Data entries:
--

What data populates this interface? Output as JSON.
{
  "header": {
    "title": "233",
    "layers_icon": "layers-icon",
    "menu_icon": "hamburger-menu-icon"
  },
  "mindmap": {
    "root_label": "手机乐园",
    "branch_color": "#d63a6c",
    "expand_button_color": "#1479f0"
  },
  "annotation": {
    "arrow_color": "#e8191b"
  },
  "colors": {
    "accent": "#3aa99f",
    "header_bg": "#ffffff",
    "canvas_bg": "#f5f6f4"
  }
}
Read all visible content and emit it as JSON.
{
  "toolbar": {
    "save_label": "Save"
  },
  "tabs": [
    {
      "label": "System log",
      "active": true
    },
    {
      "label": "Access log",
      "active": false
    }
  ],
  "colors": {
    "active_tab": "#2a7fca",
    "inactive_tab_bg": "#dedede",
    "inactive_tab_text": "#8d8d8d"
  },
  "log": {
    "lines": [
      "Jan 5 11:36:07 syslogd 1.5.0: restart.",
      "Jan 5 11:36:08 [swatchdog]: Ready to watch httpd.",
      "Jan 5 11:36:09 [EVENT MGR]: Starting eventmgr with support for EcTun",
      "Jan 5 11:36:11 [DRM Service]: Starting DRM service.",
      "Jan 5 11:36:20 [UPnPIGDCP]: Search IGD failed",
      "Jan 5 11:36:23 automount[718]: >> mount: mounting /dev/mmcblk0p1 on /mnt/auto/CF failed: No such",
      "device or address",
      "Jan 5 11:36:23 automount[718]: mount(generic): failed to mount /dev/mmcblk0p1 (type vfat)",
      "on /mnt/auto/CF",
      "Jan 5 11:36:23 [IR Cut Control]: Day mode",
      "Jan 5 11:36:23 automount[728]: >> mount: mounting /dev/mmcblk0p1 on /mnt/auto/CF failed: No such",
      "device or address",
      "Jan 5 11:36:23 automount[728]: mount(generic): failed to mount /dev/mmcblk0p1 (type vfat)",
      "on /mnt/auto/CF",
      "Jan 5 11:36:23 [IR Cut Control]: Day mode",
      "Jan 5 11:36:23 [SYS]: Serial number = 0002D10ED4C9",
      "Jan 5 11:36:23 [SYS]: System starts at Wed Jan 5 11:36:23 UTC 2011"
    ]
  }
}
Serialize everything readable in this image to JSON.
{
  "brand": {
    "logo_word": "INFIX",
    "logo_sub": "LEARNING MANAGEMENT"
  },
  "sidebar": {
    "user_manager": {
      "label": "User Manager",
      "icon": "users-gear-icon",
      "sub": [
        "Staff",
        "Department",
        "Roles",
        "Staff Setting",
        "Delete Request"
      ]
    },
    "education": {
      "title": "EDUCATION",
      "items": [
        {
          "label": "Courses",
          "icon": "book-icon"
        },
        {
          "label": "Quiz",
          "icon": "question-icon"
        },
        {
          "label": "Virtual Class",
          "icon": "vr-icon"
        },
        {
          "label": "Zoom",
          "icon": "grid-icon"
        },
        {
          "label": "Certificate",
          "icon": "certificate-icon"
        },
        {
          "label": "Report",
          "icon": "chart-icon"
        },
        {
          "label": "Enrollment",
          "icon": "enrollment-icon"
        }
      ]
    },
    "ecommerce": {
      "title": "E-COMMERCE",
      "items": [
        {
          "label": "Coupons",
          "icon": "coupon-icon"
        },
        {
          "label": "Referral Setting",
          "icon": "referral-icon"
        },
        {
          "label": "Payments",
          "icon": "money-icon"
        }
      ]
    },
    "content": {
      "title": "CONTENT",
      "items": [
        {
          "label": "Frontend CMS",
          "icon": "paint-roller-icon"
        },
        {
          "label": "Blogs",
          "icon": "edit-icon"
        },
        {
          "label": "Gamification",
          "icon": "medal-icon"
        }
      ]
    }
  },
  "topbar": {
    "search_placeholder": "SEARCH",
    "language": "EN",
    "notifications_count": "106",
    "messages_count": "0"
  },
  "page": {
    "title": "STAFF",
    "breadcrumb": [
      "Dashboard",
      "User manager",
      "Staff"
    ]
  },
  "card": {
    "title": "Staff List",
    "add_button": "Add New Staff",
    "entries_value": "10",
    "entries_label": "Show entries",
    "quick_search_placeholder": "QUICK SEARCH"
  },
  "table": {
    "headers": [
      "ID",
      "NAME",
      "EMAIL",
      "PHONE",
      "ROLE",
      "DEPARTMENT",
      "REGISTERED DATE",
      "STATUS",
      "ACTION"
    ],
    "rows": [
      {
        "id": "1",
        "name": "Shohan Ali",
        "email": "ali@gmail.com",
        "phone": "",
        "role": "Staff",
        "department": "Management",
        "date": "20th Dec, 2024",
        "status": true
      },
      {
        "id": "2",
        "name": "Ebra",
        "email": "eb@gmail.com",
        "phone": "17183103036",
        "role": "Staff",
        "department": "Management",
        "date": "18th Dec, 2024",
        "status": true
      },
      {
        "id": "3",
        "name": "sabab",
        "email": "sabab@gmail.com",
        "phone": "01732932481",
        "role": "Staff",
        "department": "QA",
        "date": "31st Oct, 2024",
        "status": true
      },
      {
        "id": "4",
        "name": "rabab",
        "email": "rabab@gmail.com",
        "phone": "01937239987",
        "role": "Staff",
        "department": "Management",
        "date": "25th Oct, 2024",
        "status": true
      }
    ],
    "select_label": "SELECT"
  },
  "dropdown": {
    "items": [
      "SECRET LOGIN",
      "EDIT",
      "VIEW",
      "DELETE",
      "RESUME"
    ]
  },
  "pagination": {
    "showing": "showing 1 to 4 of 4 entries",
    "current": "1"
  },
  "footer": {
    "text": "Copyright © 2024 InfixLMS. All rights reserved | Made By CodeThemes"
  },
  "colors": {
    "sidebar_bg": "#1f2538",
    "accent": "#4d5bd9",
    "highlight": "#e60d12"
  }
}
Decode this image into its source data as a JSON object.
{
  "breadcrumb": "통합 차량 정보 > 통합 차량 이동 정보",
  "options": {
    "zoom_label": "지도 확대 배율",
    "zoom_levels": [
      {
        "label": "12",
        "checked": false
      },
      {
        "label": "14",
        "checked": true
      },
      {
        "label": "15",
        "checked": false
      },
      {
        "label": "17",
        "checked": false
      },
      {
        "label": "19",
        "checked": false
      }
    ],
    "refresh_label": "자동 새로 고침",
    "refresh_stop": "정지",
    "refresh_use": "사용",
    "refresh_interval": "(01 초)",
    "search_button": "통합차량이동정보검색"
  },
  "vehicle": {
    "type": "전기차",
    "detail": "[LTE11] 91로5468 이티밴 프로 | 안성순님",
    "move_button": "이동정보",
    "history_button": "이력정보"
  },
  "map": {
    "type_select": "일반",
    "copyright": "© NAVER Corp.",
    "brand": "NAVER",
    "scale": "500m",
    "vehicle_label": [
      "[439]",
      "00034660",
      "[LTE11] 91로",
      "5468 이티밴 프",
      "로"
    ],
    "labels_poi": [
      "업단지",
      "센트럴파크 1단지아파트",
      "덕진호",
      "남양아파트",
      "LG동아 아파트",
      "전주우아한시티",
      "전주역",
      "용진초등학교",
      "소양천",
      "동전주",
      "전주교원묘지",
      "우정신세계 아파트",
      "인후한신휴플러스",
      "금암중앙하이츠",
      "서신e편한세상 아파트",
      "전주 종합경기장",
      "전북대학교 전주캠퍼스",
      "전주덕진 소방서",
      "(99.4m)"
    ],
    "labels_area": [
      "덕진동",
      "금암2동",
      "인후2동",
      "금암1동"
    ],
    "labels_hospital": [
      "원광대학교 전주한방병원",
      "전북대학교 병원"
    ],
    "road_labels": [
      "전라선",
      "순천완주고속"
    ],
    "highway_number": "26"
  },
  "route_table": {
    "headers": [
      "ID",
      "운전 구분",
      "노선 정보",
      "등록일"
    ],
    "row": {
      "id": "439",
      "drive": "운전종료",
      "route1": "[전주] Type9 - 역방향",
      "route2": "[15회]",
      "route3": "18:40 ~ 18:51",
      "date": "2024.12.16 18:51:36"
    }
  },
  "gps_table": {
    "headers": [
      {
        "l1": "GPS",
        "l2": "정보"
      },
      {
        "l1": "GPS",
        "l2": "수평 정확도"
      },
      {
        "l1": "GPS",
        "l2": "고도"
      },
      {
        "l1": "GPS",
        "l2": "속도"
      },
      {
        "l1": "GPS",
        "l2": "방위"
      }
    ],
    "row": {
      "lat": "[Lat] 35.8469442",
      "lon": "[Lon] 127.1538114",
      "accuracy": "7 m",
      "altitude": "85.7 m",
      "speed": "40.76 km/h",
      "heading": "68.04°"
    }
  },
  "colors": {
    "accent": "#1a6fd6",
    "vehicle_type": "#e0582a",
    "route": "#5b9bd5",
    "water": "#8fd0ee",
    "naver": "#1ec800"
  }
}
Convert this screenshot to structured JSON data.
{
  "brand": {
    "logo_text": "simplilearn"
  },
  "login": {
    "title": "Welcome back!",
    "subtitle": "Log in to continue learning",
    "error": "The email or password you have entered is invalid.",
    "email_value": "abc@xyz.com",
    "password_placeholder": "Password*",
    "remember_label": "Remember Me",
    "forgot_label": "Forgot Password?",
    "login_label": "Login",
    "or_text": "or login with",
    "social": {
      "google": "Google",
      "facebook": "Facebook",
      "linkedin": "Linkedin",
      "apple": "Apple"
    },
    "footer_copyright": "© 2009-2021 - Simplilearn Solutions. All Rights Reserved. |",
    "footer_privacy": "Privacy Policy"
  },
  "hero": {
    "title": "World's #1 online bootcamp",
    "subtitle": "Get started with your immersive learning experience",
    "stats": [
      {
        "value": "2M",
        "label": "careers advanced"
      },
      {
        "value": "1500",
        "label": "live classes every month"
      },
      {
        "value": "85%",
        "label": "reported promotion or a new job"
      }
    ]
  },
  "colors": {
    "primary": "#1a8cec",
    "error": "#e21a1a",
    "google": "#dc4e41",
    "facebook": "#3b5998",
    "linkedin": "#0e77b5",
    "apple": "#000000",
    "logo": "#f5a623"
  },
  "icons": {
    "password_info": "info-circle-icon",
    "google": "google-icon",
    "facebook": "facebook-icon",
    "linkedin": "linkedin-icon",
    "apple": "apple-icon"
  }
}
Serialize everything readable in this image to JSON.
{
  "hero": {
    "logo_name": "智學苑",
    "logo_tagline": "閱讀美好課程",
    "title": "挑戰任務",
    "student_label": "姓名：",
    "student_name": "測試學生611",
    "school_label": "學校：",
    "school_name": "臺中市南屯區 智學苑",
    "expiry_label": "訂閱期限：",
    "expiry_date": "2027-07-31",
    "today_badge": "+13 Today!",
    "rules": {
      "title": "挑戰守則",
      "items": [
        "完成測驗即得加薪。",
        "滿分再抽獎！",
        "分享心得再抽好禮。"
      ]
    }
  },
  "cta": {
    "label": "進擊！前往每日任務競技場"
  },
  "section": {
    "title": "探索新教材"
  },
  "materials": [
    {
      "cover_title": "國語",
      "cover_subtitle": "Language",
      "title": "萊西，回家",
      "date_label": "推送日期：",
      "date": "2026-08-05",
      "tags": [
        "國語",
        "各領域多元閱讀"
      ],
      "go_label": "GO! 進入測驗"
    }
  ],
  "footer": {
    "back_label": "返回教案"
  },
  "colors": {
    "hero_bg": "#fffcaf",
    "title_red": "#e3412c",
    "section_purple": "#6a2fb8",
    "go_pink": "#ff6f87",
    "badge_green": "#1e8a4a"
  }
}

--

Only lines with the word "breadcrumb" should be collected from the material.

    "breadcrumb": [
  "breadcrumb": "통합 차량 정보 > 통합 차량 이동 정보",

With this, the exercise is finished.